Description of the task
Reproduce every entry that follows word for word, but omit the images.

Material for this exercise
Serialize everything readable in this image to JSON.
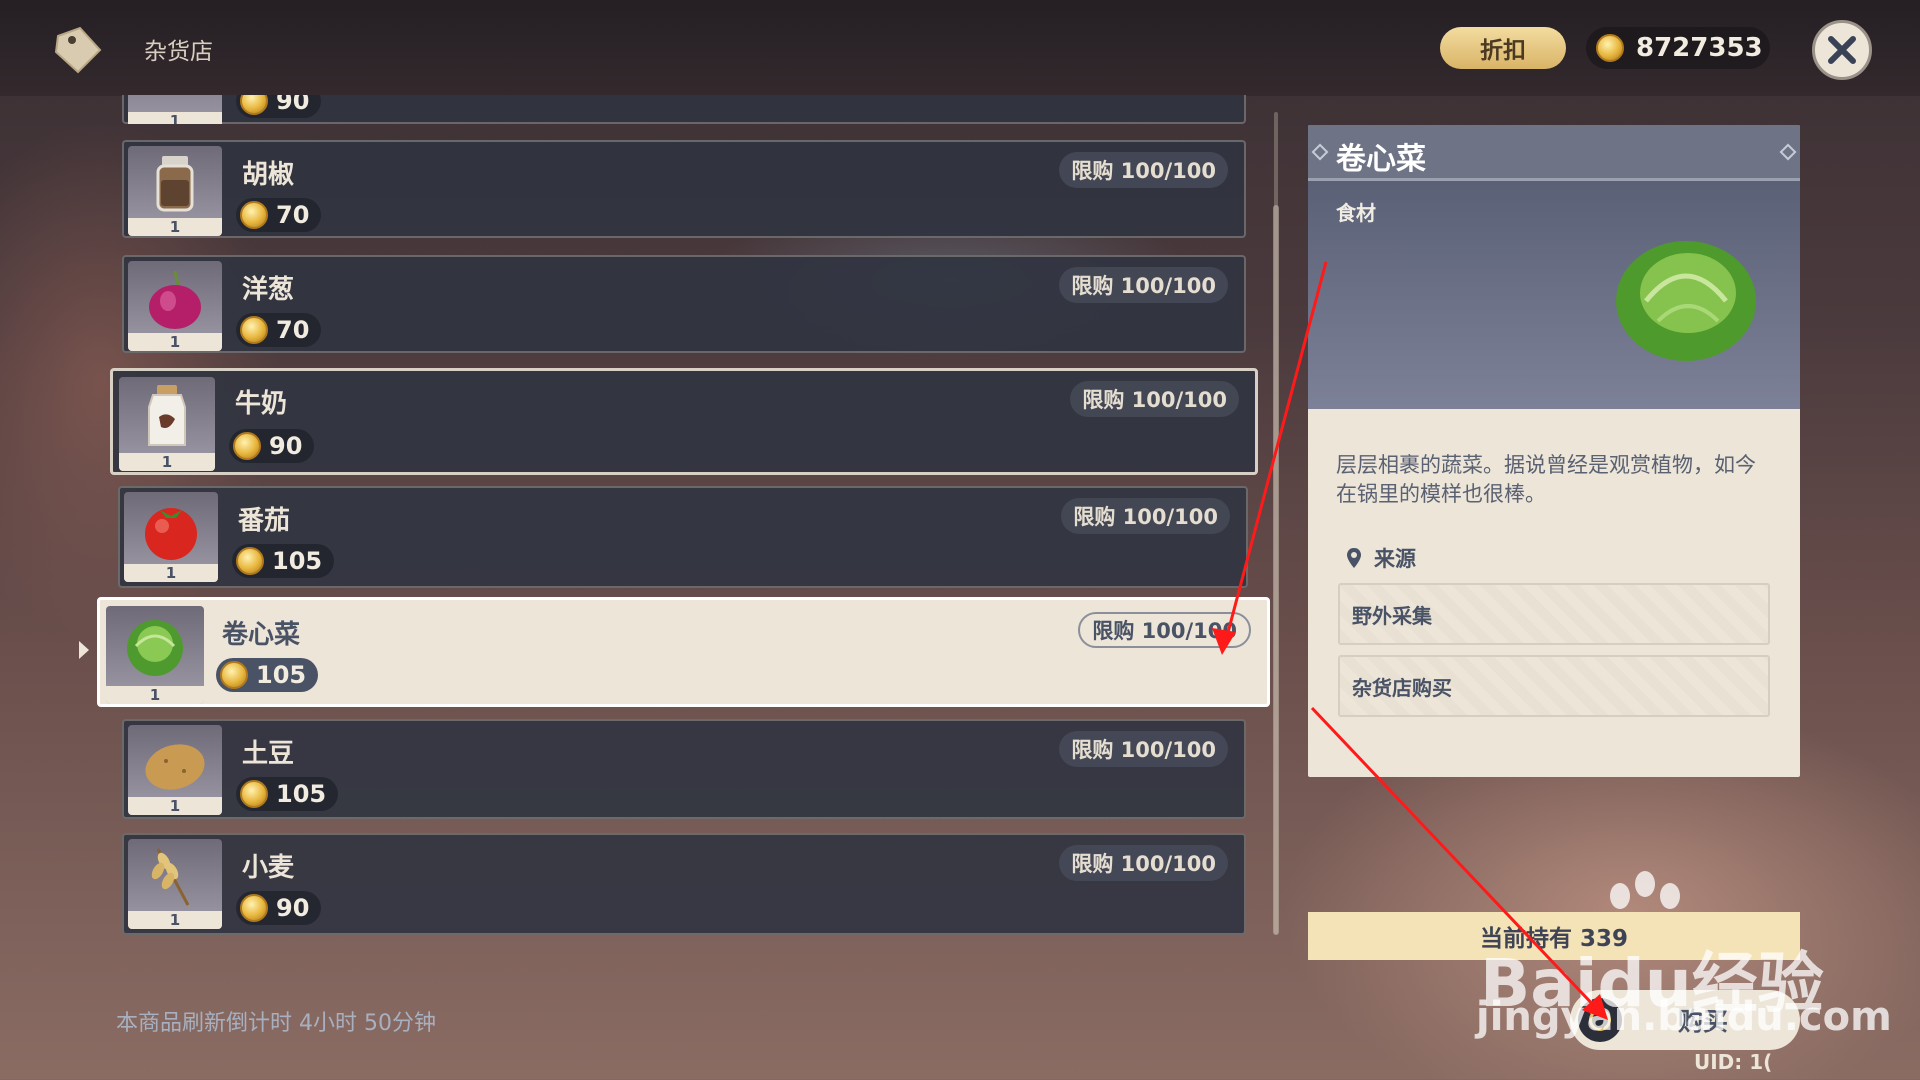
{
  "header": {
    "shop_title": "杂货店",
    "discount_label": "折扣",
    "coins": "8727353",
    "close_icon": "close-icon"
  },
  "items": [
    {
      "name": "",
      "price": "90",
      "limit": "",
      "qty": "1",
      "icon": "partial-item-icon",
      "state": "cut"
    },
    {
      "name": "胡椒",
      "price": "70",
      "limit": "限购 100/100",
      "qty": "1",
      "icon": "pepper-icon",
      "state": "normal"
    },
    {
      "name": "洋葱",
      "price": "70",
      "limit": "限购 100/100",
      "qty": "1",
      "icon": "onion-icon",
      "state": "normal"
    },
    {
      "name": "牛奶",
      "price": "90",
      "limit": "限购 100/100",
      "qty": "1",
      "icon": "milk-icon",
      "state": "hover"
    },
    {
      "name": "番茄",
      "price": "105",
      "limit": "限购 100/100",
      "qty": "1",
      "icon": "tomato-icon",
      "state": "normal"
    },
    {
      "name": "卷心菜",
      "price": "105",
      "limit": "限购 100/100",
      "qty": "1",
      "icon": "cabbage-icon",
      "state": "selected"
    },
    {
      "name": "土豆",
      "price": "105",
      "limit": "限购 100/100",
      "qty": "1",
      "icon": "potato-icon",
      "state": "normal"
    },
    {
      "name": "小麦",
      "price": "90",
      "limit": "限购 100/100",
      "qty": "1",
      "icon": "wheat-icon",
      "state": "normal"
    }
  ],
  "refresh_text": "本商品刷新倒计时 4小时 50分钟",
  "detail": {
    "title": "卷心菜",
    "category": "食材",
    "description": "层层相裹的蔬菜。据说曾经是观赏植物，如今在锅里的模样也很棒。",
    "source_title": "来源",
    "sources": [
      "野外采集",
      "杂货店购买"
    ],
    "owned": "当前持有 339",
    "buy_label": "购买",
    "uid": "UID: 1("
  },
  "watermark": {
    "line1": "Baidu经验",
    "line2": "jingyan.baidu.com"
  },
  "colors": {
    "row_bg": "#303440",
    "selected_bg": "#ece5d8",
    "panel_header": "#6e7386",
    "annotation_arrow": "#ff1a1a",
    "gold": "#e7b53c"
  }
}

Expected answer
Serialize everything readable in this image to JSON.
{
  "header": {
    "shop_title": "杂货店",
    "discount_label": "折扣",
    "coins": "8727353",
    "close_icon": "close-icon"
  },
  "items": [
    {
      "name": "",
      "price": "90",
      "limit": "",
      "qty": "1",
      "icon": "partial-item-icon",
      "state": "cut"
    },
    {
      "name": "胡椒",
      "price": "70",
      "limit": "限购 100/100",
      "qty": "1",
      "icon": "pepper-icon",
      "state": "normal"
    },
    {
      "name": "洋葱",
      "price": "70",
      "limit": "限购 100/100",
      "qty": "1",
      "icon": "onion-icon",
      "state": "normal"
    },
    {
      "name": "牛奶",
      "price": "90",
      "limit": "限购 100/100",
      "qty": "1",
      "icon": "milk-icon",
      "state": "hover"
    },
    {
      "name": "番茄",
      "price": "105",
      "limit": "限购 100/100",
      "qty": "1",
      "icon": "tomato-icon",
      "state": "normal"
    },
    {
      "name": "卷心菜",
      "price": "105",
      "limit": "限购 100/100",
      "qty": "1",
      "icon": "cabbage-icon",
      "state": "selected"
    },
    {
      "name": "土豆",
      "price": "105",
      "limit": "限购 100/100",
      "qty": "1",
      "icon": "potato-icon",
      "state": "normal"
    },
    {
      "name": "小麦",
      "price": "90",
      "limit": "限购 100/100",
      "qty": "1",
      "icon": "wheat-icon",
      "state": "normal"
    }
  ],
  "refresh_text": "本商品刷新倒计时 4小时 50分钟",
  "detail": {
    "title": "卷心菜",
    "category": "食材",
    "description": "层层相裹的蔬菜。据说曾经是观赏植物，如今在锅里的模样也很棒。",
    "source_title": "来源",
    "sources": [
      "野外采集",
      "杂货店购买"
    ],
    "owned": "当前持有 339",
    "buy_label": "购买",
    "uid": "UID: 1("
  },
  "watermark": {
    "line1": "Baidu经验",
    "line2": "jingyan.baidu.com"
  },
  "colors": {
    "row_bg": "#303440",
    "selected_bg": "#ece5d8",
    "panel_header": "#6e7386",
    "annotation_arrow": "#ff1a1a",
    "gold": "#e7b53c"
  }
}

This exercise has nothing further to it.